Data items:
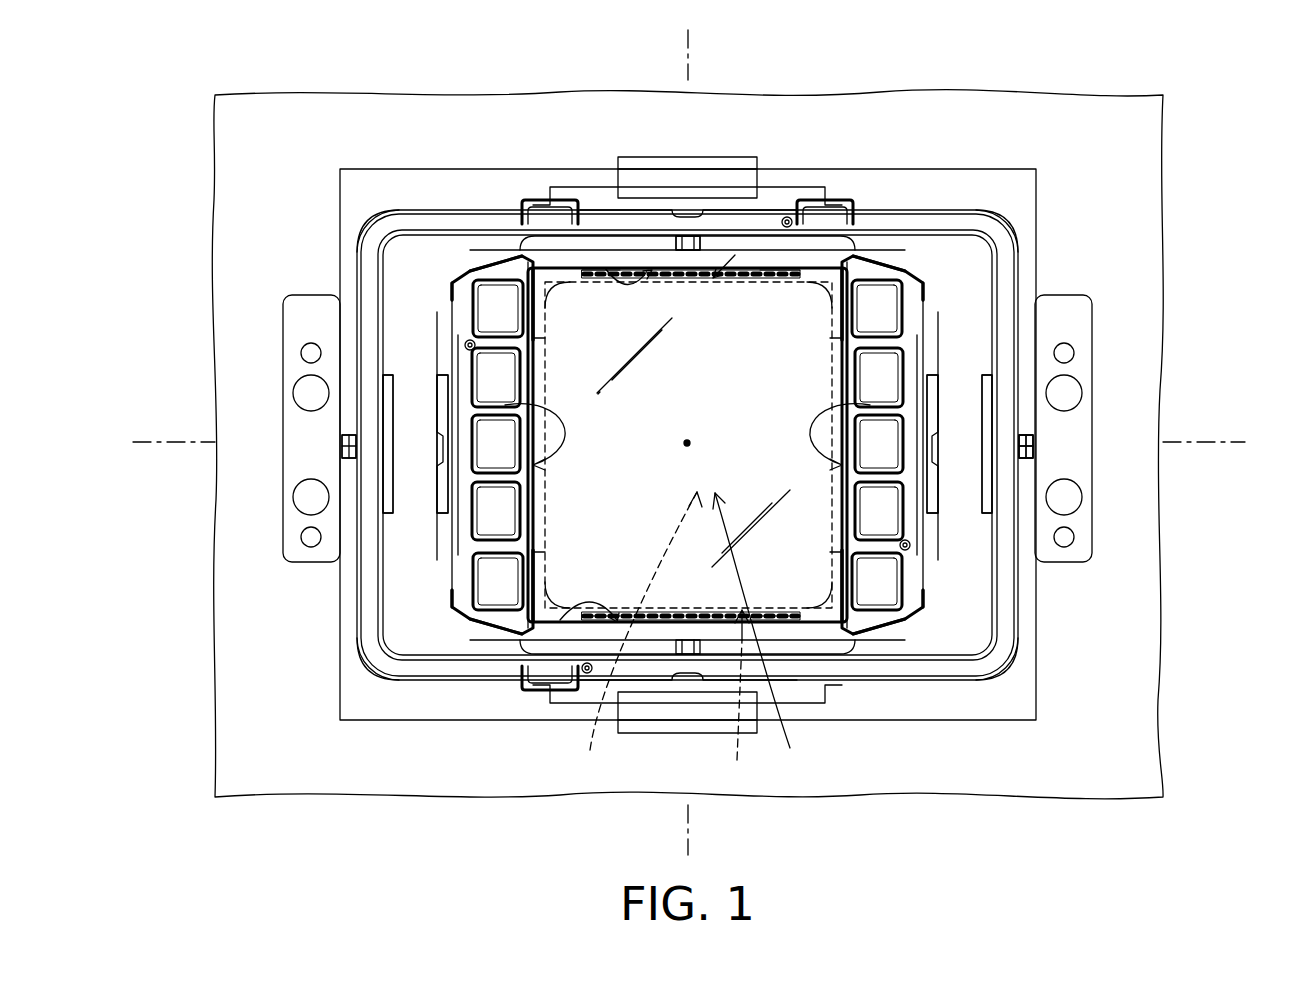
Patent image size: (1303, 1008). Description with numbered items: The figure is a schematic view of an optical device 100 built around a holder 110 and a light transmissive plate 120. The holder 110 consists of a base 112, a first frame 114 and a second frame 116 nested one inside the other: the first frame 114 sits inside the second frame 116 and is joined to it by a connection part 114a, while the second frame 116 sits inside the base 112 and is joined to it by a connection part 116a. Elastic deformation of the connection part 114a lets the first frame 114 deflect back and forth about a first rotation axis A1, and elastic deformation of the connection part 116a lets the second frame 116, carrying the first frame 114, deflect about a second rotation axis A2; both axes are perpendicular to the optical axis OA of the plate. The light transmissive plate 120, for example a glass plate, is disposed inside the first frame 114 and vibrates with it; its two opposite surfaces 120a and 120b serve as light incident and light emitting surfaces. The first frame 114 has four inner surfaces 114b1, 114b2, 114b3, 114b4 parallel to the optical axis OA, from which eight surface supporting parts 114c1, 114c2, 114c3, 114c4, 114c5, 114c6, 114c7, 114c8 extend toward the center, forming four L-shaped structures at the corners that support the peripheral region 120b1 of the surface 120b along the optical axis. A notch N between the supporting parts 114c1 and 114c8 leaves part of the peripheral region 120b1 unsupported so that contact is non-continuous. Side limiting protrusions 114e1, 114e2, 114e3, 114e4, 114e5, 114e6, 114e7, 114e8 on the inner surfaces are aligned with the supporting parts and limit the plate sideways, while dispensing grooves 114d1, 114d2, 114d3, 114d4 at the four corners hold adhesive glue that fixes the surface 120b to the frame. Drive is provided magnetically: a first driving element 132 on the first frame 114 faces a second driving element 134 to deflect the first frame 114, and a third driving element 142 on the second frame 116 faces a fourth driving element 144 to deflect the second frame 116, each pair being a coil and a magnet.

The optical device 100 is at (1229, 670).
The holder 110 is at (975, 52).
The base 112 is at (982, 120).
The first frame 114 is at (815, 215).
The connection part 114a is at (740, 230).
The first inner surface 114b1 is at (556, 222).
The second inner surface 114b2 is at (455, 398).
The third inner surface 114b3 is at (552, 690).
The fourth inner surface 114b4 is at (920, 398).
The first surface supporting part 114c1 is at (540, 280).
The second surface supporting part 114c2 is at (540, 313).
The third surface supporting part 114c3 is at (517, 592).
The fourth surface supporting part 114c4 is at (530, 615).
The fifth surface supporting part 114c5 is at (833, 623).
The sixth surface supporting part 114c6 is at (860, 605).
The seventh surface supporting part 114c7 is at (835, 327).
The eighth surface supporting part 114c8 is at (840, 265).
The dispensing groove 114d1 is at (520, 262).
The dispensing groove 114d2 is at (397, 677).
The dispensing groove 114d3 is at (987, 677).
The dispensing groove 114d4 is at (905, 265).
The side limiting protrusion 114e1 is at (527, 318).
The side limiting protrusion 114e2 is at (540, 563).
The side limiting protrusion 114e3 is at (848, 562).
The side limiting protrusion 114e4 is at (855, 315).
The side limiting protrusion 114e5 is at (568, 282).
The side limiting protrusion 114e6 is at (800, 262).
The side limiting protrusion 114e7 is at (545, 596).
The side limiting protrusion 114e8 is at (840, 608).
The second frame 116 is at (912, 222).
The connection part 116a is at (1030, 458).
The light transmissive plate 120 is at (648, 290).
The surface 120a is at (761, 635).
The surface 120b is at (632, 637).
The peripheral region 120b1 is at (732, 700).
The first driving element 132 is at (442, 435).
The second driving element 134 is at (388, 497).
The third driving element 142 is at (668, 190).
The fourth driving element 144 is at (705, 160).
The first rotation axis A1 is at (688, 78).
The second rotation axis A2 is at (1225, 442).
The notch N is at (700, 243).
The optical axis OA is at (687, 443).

...

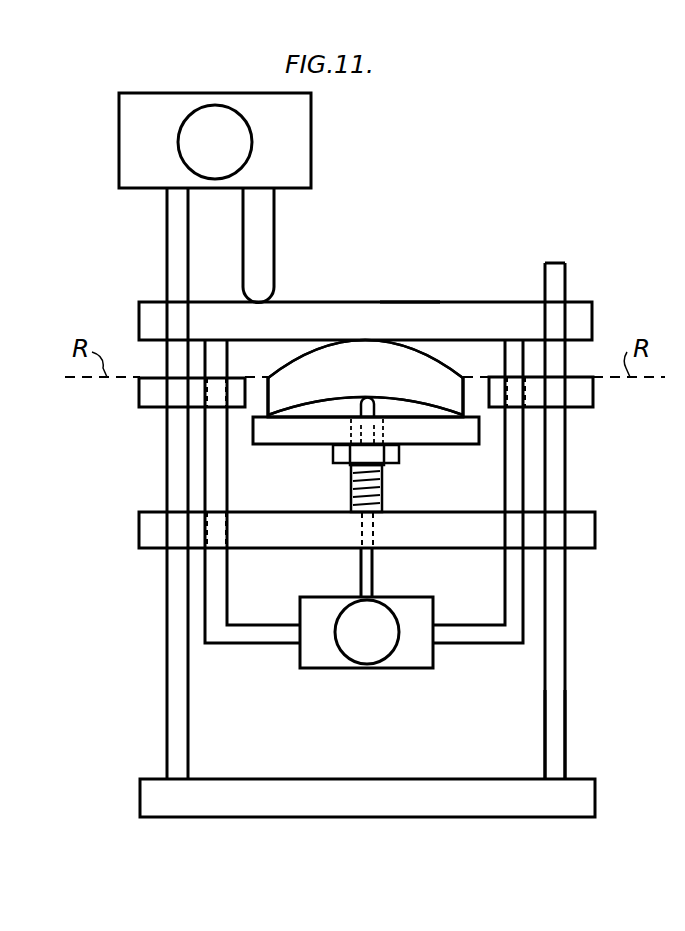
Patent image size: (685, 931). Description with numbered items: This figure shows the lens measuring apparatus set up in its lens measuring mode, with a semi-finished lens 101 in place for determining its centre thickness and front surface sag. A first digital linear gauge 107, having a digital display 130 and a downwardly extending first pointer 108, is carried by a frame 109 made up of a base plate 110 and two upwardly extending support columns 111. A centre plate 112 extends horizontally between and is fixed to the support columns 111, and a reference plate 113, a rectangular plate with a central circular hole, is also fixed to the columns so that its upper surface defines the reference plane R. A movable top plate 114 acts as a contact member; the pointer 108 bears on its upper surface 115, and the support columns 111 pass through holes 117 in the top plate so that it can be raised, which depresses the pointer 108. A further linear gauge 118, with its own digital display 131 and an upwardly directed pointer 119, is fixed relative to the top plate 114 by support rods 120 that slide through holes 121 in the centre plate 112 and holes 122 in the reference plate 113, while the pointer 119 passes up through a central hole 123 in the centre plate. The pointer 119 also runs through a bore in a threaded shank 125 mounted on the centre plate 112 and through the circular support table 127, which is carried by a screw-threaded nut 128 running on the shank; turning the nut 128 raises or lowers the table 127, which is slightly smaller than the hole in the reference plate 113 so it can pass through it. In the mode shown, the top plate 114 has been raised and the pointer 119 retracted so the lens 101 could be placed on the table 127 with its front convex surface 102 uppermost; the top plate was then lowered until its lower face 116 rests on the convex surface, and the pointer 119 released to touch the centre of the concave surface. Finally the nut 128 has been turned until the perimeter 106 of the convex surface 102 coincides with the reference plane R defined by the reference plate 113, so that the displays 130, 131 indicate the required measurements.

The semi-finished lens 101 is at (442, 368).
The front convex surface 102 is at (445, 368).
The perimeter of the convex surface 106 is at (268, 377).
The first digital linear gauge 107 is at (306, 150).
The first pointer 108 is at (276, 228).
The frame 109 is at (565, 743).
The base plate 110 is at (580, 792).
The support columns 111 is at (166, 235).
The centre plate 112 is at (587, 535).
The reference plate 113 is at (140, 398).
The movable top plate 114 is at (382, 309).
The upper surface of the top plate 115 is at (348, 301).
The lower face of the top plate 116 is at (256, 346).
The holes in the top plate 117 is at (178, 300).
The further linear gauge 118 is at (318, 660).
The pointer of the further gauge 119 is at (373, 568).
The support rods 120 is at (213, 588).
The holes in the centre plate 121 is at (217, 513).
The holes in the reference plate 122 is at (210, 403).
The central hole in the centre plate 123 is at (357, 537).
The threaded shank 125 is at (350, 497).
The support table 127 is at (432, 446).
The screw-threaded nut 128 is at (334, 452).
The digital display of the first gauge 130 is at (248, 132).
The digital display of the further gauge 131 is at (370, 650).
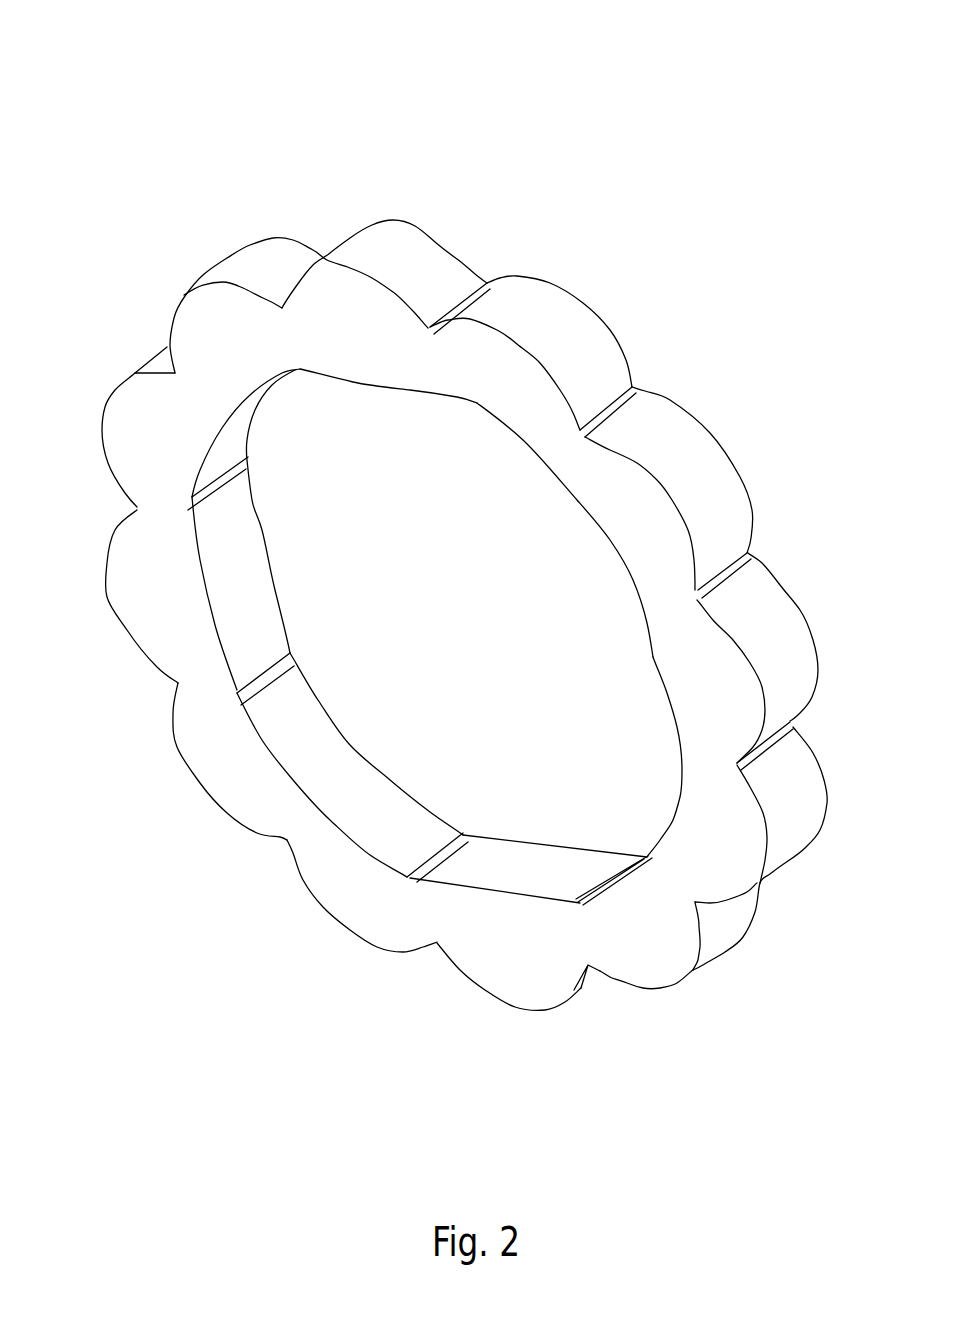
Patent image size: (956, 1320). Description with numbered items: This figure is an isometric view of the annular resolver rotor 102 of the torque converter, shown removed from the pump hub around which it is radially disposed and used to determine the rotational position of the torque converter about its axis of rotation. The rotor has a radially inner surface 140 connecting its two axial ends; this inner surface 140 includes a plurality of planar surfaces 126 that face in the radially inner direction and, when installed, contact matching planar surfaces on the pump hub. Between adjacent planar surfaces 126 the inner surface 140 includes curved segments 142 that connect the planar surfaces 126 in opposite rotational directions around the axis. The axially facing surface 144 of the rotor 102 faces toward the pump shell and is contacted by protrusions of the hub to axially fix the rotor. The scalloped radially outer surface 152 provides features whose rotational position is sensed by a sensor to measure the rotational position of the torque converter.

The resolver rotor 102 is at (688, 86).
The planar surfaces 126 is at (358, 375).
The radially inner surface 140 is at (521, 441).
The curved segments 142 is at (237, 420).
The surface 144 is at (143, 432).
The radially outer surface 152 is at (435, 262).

▶ **TASK GOAL**
Recast the data from the line with "Patent image size: (956, 1320)." up to and including the line with "The radially outer" as a two-column CSV with the columns input and output. Each row holds one text in input and its answer in output, both fields quoted, with line breaks replaced by spaces.

▶ **REPLY**
input,output
"Patent image size: (956, 1320). Description with numbered items: This figure is an isometric view of the annular resolver rotor 102 of the torque converter, shown removed from the pump hub around which it is radially disposed and used to determine the rotational position of the torque converter about its axis of rotation. The rotor has a radially inner surface 140 connecting its two axial ends; this inner surface 140 includes a plurality of planar surfaces 126 that face in the radially inner direction and, when installed, contact matching planar surfaces on the pump hub. Between adjacent planar surfaces 126 the inner surface 140 includes curved segments 142 that connect the planar surfaces 126 in opposite rotational directions around the axis. The axially facing surface 144 of the rotor 102 faces toward the pump shell and is contacted by protrusions of the hub to axially fix the rotor. The scalloped radially outer surface 152 provides features whose rotational position is sensed by a sensor to measure the rotational position of the torque converter.","The resolver rotor 102 is at (688, 86). The planar surfaces 126 is at (358, 375). The radially inner surface 140 is at (521, 441). The curved segments 142 is at (237, 420). The surface 144 is at (143, 432). The radially outer surface 152 is at (435, 262)."